> **Task to complete**: Pull out every line of the data below that contains the string "close", treating uppercase and lowercase as different.

> **Data listing**:
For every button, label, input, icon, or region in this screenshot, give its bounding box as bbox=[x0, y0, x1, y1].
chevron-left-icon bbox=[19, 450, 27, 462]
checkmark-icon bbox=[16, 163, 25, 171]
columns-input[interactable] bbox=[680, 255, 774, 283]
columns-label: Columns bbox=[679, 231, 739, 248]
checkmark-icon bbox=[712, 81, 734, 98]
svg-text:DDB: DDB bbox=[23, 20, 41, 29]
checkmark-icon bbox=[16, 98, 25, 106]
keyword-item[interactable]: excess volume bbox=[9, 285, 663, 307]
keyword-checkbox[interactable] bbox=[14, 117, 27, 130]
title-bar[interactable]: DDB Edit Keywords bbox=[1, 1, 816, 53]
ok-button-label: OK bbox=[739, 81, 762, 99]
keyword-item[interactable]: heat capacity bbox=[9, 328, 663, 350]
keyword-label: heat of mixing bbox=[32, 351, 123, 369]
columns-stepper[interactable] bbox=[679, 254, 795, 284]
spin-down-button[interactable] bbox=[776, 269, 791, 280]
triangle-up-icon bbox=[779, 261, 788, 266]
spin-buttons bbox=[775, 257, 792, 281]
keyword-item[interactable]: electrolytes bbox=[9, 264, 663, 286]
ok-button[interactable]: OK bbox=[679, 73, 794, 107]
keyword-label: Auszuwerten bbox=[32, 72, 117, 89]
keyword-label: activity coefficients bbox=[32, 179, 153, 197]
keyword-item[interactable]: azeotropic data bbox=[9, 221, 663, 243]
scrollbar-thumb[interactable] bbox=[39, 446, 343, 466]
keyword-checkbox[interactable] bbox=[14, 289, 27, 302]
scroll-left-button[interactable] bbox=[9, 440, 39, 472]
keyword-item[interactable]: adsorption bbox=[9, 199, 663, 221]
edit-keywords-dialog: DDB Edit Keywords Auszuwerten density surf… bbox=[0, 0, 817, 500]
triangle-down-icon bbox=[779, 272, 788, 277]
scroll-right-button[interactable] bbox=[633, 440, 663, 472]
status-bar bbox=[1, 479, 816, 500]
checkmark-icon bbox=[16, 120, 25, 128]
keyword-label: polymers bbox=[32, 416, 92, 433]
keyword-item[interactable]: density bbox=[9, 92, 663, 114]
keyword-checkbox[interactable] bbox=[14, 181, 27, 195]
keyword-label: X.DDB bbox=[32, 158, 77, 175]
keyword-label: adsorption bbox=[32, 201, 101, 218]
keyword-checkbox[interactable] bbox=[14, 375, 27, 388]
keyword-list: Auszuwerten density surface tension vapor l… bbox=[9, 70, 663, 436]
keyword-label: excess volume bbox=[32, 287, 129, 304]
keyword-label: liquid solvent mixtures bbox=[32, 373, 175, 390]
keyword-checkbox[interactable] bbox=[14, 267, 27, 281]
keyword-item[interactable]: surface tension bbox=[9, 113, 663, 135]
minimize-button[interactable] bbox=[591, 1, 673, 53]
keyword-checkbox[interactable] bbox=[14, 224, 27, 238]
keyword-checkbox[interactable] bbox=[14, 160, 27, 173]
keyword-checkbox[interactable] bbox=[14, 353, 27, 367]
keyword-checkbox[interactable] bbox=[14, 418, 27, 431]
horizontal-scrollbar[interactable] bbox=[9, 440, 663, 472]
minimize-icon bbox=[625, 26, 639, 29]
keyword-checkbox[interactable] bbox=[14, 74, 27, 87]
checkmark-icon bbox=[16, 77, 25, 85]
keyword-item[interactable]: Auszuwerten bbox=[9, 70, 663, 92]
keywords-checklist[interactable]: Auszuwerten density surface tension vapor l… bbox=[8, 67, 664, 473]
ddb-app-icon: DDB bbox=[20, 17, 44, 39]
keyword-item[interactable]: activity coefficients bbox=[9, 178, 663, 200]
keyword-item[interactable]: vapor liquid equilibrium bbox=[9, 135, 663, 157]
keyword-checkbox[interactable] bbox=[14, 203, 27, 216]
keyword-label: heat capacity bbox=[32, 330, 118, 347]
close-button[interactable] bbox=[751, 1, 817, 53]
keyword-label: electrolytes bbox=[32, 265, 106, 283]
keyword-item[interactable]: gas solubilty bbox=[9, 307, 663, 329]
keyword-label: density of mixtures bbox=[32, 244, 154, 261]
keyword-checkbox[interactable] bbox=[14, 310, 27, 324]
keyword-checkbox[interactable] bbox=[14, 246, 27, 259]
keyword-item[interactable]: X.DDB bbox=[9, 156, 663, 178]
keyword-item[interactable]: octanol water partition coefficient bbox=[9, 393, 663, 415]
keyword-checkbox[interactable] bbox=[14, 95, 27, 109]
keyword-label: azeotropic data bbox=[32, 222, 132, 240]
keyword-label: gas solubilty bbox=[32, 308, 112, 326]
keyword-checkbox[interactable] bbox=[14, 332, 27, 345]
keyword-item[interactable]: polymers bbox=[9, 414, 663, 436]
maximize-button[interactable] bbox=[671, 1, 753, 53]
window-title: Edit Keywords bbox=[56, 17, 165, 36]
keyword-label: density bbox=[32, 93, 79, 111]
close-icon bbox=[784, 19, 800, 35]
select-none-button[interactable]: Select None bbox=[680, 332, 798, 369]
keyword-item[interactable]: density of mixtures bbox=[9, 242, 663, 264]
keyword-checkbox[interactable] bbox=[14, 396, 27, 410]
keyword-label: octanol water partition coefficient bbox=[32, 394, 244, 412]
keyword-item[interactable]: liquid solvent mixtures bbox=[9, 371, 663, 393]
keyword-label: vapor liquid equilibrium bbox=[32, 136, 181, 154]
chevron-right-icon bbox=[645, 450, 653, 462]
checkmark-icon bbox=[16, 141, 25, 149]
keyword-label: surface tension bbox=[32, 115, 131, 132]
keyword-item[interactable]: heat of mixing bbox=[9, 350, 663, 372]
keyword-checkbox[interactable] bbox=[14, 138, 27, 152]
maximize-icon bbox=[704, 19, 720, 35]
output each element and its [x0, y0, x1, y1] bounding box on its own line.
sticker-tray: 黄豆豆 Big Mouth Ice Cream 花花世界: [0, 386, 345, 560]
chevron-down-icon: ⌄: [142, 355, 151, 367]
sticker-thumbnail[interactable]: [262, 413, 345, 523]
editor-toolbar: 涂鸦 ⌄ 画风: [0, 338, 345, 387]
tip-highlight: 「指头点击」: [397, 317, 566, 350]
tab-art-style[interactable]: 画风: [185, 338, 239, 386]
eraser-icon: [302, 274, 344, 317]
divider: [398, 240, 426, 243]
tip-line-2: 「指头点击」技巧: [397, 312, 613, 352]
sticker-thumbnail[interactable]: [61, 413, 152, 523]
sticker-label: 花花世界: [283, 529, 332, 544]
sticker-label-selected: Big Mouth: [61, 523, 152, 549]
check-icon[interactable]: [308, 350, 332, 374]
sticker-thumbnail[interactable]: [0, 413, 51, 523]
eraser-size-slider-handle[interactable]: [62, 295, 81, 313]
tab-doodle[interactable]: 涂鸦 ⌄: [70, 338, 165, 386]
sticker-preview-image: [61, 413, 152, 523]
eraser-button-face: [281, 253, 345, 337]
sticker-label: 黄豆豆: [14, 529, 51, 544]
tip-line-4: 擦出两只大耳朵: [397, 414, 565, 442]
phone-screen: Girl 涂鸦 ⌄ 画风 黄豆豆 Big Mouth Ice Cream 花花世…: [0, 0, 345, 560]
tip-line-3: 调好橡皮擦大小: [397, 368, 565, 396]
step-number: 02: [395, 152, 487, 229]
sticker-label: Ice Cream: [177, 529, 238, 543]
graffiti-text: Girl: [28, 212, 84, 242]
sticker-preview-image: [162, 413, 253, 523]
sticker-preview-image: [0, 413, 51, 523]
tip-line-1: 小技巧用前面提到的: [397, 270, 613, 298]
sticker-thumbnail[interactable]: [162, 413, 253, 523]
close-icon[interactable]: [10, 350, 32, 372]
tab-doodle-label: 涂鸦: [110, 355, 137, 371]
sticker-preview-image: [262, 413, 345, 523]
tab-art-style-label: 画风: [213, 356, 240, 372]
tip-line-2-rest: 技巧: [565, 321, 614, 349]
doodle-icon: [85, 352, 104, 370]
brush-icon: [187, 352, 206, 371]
...
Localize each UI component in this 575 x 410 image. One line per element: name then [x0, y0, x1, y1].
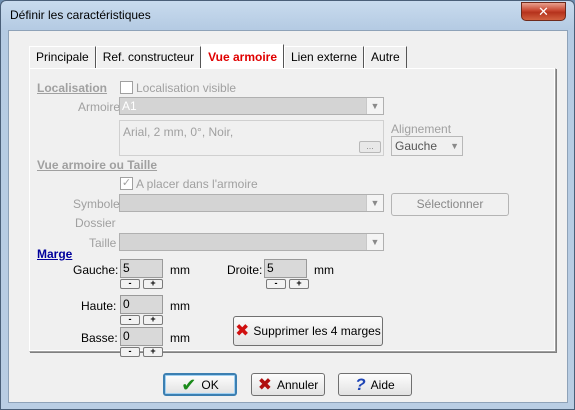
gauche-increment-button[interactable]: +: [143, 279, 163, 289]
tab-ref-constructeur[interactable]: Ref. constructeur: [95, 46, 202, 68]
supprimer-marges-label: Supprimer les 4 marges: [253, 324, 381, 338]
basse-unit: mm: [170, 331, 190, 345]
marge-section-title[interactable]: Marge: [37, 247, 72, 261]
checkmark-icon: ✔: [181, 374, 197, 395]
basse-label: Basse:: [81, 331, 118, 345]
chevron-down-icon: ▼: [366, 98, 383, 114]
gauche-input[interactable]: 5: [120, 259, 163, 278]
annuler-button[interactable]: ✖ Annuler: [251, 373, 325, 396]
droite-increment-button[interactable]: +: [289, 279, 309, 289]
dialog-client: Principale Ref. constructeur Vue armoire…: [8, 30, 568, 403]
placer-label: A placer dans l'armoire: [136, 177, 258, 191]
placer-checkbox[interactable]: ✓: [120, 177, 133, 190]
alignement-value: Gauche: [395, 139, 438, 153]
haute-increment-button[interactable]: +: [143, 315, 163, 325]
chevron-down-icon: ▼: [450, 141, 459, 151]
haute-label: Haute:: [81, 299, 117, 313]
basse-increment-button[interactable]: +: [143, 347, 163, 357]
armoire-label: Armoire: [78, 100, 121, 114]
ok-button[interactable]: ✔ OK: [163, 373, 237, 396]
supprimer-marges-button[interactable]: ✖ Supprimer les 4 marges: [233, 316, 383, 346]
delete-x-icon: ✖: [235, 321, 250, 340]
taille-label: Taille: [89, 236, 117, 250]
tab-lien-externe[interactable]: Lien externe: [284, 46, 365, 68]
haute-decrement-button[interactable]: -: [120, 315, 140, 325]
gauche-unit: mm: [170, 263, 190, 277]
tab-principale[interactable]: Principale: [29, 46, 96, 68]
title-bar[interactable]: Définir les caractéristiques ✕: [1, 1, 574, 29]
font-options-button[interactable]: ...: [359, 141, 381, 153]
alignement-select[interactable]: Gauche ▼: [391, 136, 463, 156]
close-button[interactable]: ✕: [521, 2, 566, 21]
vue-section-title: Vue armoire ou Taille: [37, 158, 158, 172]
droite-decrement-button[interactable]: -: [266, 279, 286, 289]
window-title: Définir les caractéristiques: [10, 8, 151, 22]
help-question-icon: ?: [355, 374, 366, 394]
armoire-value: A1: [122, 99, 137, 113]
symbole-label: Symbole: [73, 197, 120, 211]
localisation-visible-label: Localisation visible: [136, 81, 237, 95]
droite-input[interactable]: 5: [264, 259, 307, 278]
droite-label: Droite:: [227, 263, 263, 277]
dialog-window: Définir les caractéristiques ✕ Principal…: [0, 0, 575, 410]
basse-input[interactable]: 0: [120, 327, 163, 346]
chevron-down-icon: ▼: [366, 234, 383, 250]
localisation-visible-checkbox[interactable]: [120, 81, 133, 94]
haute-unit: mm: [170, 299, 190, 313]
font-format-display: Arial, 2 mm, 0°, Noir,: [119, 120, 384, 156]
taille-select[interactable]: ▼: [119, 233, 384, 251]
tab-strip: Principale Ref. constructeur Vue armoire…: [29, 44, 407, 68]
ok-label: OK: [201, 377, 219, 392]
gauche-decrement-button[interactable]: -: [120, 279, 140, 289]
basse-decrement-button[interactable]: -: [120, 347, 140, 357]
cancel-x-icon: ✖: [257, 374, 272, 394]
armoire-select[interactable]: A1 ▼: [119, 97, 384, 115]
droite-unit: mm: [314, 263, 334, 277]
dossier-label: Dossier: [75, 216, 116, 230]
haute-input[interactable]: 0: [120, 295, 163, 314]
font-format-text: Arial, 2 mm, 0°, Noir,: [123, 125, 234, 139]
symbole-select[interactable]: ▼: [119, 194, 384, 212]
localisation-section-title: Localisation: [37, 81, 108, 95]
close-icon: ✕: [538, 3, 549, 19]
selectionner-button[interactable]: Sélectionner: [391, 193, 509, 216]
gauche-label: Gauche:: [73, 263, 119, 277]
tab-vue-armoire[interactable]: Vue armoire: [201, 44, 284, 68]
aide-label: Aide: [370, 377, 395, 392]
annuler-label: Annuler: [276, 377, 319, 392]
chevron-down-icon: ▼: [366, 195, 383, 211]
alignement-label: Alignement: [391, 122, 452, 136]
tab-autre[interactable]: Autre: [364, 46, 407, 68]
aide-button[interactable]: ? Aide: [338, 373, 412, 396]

> **Exercise output**:
close-button[interactable] bbox=[751, 1, 817, 53]
close-icon bbox=[784, 19, 800, 35]
close-icon[interactable]: [10, 350, 32, 372]
close-button[interactable]: ✕: [521, 2, 566, 21]
close-icon: ✕: [538, 3, 549, 19]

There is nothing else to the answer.